EXTRACTED TEXT:
::::::::::

None of those 2 is optimal. If I would be able to get the (whole tree) of selected fields at least in the 1st level resolver ( but preferably in any resolver) I could make a smart preloader of relations that would load just enough.

I have already everything in place, all I need now is this tree of selectors :)

I would prefer (just a personal preference) it is passed by argument directly to the resolver func (optional if detected by reflection).

darh avatar Apr 10 '18 17:04 darh

@tonyghita

We are using DGraph as a database and having the selection set helps us convert a GraphQL query into a DGraph query. Or at least know which fields/nodes we need to pull from the DB. We do not want to pull all the nodes & reverse nodes and then figure out what to send back to client.

May I ask, how are you interacting with db? Are you pulling everything from DB and filtering what to send back to client in the app?

0xSalman avatar Apr 10 '18 17:04 0xSalman

@salmana1 We don't interact with any databases directly—instead we make service requests to hundreds of data services which front databases.

The databases are denormalized (generally joins happen in the application layer). We haven't really had to care if we are over-fetching from services since it all happens within the same network, so generally the costs of over-fetching at this level are neglible.

This is the approach I've tried to demonstrate in https://github.com/tonyghita/graphql-go-example

tonyghita avatar Apr 10 '18 18:04 tonyghita

Hi,

@tonyghita My use case (currently we are using apollo-server with nodejs, providing the possibility to get tree field on the resolver level). We are creating an application for displaying TV programs and associated videos.

::::::::::

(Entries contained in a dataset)
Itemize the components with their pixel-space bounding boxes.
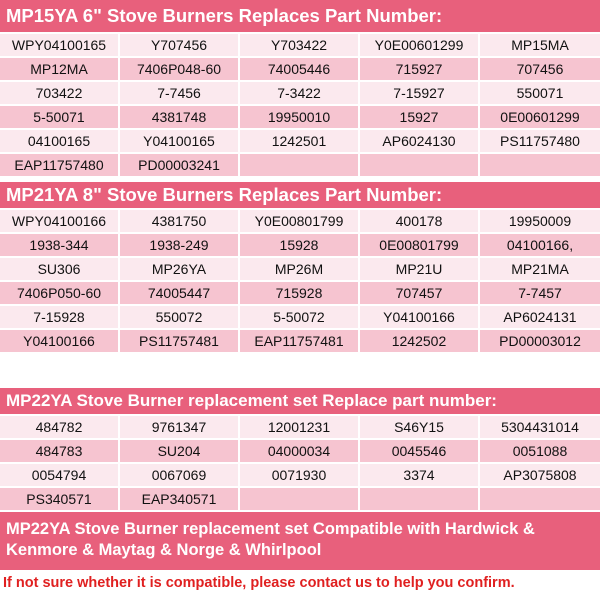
part-number-cell: 1938-344 bbox=[0, 234, 120, 258]
section-mp22ya bbox=[0, 388, 600, 512]
part-number-cell bbox=[480, 154, 600, 178]
part-number-cell: SU306 bbox=[0, 258, 120, 282]
part-number-cell: 707456 bbox=[480, 58, 600, 82]
part-number-cell: 1242502 bbox=[360, 330, 480, 354]
part-number-cell: MP12MA bbox=[0, 58, 120, 82]
part-number-cell: 550071 bbox=[480, 82, 600, 106]
section-title-mp15ya: MP15YA 6" Stove Burners Replaces Part Number: bbox=[0, 0, 600, 34]
part-number-grid-mp15ya bbox=[0, 34, 600, 178]
part-number-cell: 550072 bbox=[120, 306, 240, 330]
part-number-cell bbox=[360, 154, 480, 178]
part-number-grid-mp21ya bbox=[0, 210, 600, 354]
section-title-mp22ya: MP22YA Stove Burner replacement set Replace part number: bbox=[0, 388, 600, 416]
part-number-cell: EAP11757480 bbox=[0, 154, 120, 178]
part-number-cell: 0067069 bbox=[120, 464, 240, 488]
part-number-cell: Y04100166 bbox=[0, 330, 120, 354]
part-number-cell: EAP11757481 bbox=[240, 330, 360, 354]
compatibility-banner bbox=[0, 512, 600, 570]
part-number-cell: MP15MA bbox=[480, 34, 600, 58]
compatibility-line-2: Kenmore & Maytag & Norge & Whirlpool bbox=[6, 541, 322, 559]
part-number-cell: 3374 bbox=[360, 464, 480, 488]
part-number-cell: WPY04100166 bbox=[0, 210, 120, 234]
contact-note: If not sure whether it is compatible, please contact us to help you confirm. bbox=[0, 570, 600, 596]
part-number-cell: 4381748 bbox=[120, 106, 240, 130]
part-number-cell: PS340571 bbox=[0, 488, 120, 512]
part-number-cell: 5304431014 bbox=[480, 416, 600, 440]
part-number-grid-mp22ya bbox=[0, 416, 600, 512]
part-number-cell: Y703422 bbox=[240, 34, 360, 58]
section-title-mp21ya: MP21YA 8" Stove Burners Replaces Part Number: bbox=[0, 182, 600, 210]
part-number-cell: 7-15928 bbox=[0, 306, 120, 330]
part-number-cell bbox=[360, 488, 480, 512]
part-number-cell: 5-50071 bbox=[0, 106, 120, 130]
part-number-cell: AP6024131 bbox=[480, 306, 600, 330]
part-number-cell: PS11757481 bbox=[120, 330, 240, 354]
part-number-cell: Y04100166 bbox=[360, 306, 480, 330]
part-number-cell: 0E00601299 bbox=[480, 106, 600, 130]
part-number-cell: 0071930 bbox=[240, 464, 360, 488]
part-number-cell: AP6024130 bbox=[360, 130, 480, 154]
part-number-cell: PD00003241 bbox=[120, 154, 240, 178]
part-number-cell: MP26YA bbox=[120, 258, 240, 282]
section-mp21ya bbox=[0, 182, 600, 354]
section-spacer bbox=[0, 364, 600, 388]
part-number-cell: Y0E00801799 bbox=[240, 210, 360, 234]
part-number-cell: 1938-249 bbox=[120, 234, 240, 258]
part-number-cell: 04000034 bbox=[240, 440, 360, 464]
part-number-cell: MP21U bbox=[360, 258, 480, 282]
part-number-cell: 4381750 bbox=[120, 210, 240, 234]
part-number-cell: 0E00801799 bbox=[360, 234, 480, 258]
part-number-cell: PS11757480 bbox=[480, 130, 600, 154]
part-number-cell: 0045546 bbox=[360, 440, 480, 464]
part-number-cell: PD00003012 bbox=[480, 330, 600, 354]
part-number-cell: 7-3422 bbox=[240, 82, 360, 106]
part-number-cell: 7406P048-60 bbox=[120, 58, 240, 82]
part-number-cell: Y0E00601299 bbox=[360, 34, 480, 58]
part-number-cell: 9761347 bbox=[120, 416, 240, 440]
part-number-cell: 707457 bbox=[360, 282, 480, 306]
part-number-cell: 74005447 bbox=[120, 282, 240, 306]
part-number-cell: 400178 bbox=[360, 210, 480, 234]
part-number-cell: 7-15927 bbox=[360, 82, 480, 106]
part-number-cell: 19950010 bbox=[240, 106, 360, 130]
part-number-cell: 715928 bbox=[240, 282, 360, 306]
part-number-cell: 7406P050-60 bbox=[0, 282, 120, 306]
part-number-cell bbox=[480, 488, 600, 512]
part-number-cell: 04100166, bbox=[480, 234, 600, 258]
part-number-cell: 484783 bbox=[0, 440, 120, 464]
part-number-cell: 04100165 bbox=[0, 130, 120, 154]
part-number-cell: MP26M bbox=[240, 258, 360, 282]
part-number-cell bbox=[240, 488, 360, 512]
part-number-cell: 74005446 bbox=[240, 58, 360, 82]
part-number-cell: 484782 bbox=[0, 416, 120, 440]
part-number-cell: 0051088 bbox=[480, 440, 600, 464]
part-number-cell: EAP340571 bbox=[120, 488, 240, 512]
section-mp15ya bbox=[0, 0, 600, 178]
part-number-cell: 5-50072 bbox=[240, 306, 360, 330]
part-number-cell: 1242501 bbox=[240, 130, 360, 154]
part-number-cell: 703422 bbox=[0, 82, 120, 106]
part-number-cell: 15928 bbox=[240, 234, 360, 258]
part-number-cell: 15927 bbox=[360, 106, 480, 130]
part-number-cell: Y04100165 bbox=[120, 130, 240, 154]
part-number-cell: 12001231 bbox=[240, 416, 360, 440]
part-number-cell: 0054794 bbox=[0, 464, 120, 488]
part-number-cell: 7-7457 bbox=[480, 282, 600, 306]
part-number-cell: MP21MA bbox=[480, 258, 600, 282]
part-number-cell: WPY04100165 bbox=[0, 34, 120, 58]
compatibility-line-1: MP22YA Stove Burner replacement set Compatible with Hardwick & bbox=[6, 520, 535, 538]
part-number-cell: 715927 bbox=[360, 58, 480, 82]
part-number-cell bbox=[240, 154, 360, 178]
part-number-cell: 19950009 bbox=[480, 210, 600, 234]
part-number-cell: 7-7456 bbox=[120, 82, 240, 106]
part-number-cell: Y707456 bbox=[120, 34, 240, 58]
part-number-cell: SU204 bbox=[120, 440, 240, 464]
part-number-cell: AP3075808 bbox=[480, 464, 600, 488]
part-number-cell: S46Y15 bbox=[360, 416, 480, 440]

::::::::::

TASK A: In the GraphQL thread, which database does 0xSalman's team use?
TASK B: Return the lines of the entries, word for word, starting with the line that contains "part-number-cell: 1938-344 bbox=[0, 234, 120, 258]" and ending with the line that contains "part-number-cell: AP6024130 bbox=[360, 130, 480, 154]", including both of those lines.
The thread and the entries have no connection to each other.

SOLUTION A: DGraph.

SOLUTION B:
part-number-cell: 1938-344 bbox=[0, 234, 120, 258]
section-mp22ya bbox=[0, 388, 600, 512]
part-number-cell bbox=[480, 154, 600, 178]
part-number-cell: SU306 bbox=[0, 258, 120, 282]
part-number-cell: 707456 bbox=[480, 58, 600, 82]
part-number-cell: 1242502 bbox=[360, 330, 480, 354]
part-number-cell: MP12MA bbox=[0, 58, 120, 82]
part-number-cell: 550071 bbox=[480, 82, 600, 106]
section-title-mp15ya: MP15YA 6" Stove Burners Replaces Part Number: bbox=[0, 0, 600, 34]
part-number-grid-mp15ya bbox=[0, 34, 600, 178]
part-number-cell: 550072 bbox=[120, 306, 240, 330]
part-number-cell bbox=[360, 154, 480, 178]
part-number-grid-mp21ya bbox=[0, 210, 600, 354]
section-title-mp22ya: MP22YA Stove Burner replacement set Replace part number: bbox=[0, 388, 600, 416]
part-number-cell: EAP11757480 bbox=[0, 154, 120, 178]
part-number-cell: 0067069 bbox=[120, 464, 240, 488]
part-number-cell: Y04100166 bbox=[0, 330, 120, 354]
part-number-cell: EAP11757481 bbox=[240, 330, 360, 354]
compatibility-banner bbox=[0, 512, 600, 570]
part-number-cell: MP15MA bbox=[480, 34, 600, 58]
compatibility-line-2: Kenmore & Maytag & Norge & Whirlpool bbox=[6, 541, 322, 559]
part-number-cell: 3374 bbox=[360, 464, 480, 488]
part-number-cell: WPY04100166 bbox=[0, 210, 120, 234]
contact-note: If not sure whether it is compatible, please contact us to help you confirm. bbox=[0, 570, 600, 596]
part-number-cell: 4381748 bbox=[120, 106, 240, 130]
part-number-cell: PS340571 bbox=[0, 488, 120, 512]
part-number-cell: 5304431014 bbox=[480, 416, 600, 440]
part-number-grid-mp22ya bbox=[0, 416, 600, 512]
part-number-cell: Y703422 bbox=[240, 34, 360, 58]
section-title-mp21ya: MP21YA 8" Stove Burners Replaces Part Number: bbox=[0, 182, 600, 210]
part-number-cell: 7-15928 bbox=[0, 306, 120, 330]
part-number-cell bbox=[360, 488, 480, 512]
part-number-cell: 5-50071 bbox=[0, 106, 120, 130]
part-number-cell: AP6024131 bbox=[480, 306, 600, 330]
part-number-cell: PS11757481 bbox=[120, 330, 240, 354]
part-number-cell: Y04100166 bbox=[360, 306, 480, 330]
part-number-cell: 0E00601299 bbox=[480, 106, 600, 130]
part-number-cell: 0071930 bbox=[240, 464, 360, 488]
part-number-cell: AP6024130 bbox=[360, 130, 480, 154]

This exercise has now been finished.